Count, in the entries below, the lines in which "的充要条件" occurs. Give the number, nothing more.

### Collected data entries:
************

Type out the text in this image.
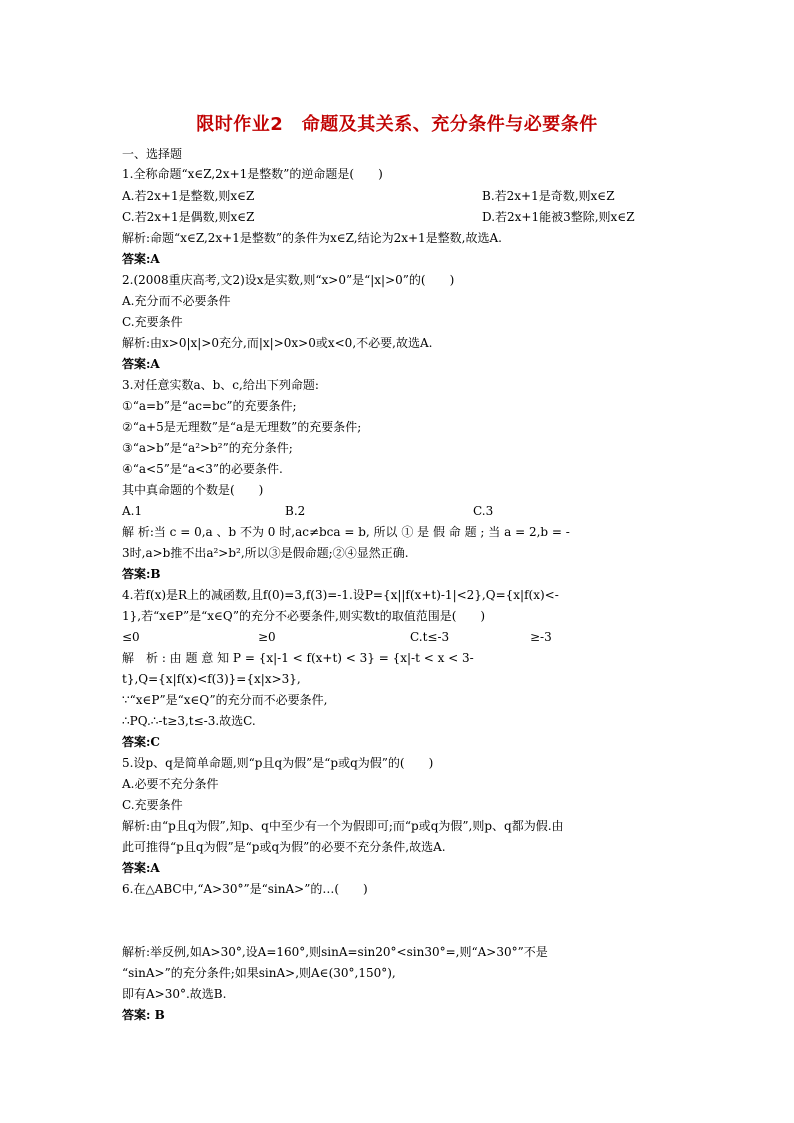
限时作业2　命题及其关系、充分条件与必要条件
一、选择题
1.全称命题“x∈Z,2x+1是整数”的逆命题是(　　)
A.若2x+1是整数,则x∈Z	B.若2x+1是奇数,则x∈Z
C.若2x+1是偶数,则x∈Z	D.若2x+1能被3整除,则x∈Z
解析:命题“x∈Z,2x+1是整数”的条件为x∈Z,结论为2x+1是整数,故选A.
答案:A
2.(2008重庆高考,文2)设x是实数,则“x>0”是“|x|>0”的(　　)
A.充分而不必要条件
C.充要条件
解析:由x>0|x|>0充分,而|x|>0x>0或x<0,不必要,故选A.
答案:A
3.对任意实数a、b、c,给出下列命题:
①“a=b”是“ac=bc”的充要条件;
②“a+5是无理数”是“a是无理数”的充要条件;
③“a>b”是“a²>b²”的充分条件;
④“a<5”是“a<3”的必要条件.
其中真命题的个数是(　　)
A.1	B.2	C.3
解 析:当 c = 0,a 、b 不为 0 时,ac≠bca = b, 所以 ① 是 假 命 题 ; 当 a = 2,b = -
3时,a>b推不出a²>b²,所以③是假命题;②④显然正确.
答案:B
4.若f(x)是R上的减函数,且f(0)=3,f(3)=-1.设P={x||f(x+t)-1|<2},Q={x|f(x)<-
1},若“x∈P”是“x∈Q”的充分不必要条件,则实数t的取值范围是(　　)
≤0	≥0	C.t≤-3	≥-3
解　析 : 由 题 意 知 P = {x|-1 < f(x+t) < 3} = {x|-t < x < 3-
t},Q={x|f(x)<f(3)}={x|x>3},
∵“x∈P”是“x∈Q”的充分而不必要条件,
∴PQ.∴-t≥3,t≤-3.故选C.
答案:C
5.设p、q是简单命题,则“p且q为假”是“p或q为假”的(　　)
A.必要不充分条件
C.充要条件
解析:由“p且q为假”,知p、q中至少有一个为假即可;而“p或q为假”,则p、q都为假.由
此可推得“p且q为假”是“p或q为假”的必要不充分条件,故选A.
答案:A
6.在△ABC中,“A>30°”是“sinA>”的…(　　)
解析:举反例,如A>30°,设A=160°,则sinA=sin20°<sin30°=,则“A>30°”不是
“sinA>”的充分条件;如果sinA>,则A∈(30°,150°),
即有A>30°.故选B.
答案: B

************

### Correct answer:
2